## Work required
Extract from the listing each line in which the word "заявления" appears.
>>>>>
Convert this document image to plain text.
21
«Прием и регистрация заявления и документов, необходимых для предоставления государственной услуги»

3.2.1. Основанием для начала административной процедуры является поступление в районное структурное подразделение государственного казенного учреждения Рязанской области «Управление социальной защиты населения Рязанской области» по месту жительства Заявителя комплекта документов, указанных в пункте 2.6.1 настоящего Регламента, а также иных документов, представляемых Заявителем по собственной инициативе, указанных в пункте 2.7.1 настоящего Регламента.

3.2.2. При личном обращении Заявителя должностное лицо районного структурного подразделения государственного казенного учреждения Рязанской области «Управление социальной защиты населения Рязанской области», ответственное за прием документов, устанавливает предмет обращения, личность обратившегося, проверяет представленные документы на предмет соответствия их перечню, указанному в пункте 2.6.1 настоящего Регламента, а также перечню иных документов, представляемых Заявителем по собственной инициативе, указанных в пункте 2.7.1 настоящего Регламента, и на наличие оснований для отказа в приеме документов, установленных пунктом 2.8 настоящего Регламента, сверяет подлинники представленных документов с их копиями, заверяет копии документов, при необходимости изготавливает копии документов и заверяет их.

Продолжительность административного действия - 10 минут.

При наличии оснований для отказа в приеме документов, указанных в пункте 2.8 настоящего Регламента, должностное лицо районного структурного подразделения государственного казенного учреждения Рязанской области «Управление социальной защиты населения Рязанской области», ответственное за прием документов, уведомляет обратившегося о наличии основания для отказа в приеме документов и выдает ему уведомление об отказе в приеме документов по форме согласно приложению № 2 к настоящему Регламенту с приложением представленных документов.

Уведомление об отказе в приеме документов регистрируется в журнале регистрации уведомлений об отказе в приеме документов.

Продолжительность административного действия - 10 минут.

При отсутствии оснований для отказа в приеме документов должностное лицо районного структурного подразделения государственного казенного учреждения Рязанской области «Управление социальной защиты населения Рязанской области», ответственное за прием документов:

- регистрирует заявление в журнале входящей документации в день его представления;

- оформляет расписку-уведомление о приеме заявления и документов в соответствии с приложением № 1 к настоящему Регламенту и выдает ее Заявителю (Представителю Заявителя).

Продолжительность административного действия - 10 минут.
<<<<<
## Answer to this exercise
«Прием и регистрация заявления и документов, необходимых для предоставления государственной услуги»
- оформляет расписку-уведомление о приеме заявления и документов в соответствии с приложением № 1 к настоящему Регламенту и выдает ее Заявителю (Представителю Заявителя).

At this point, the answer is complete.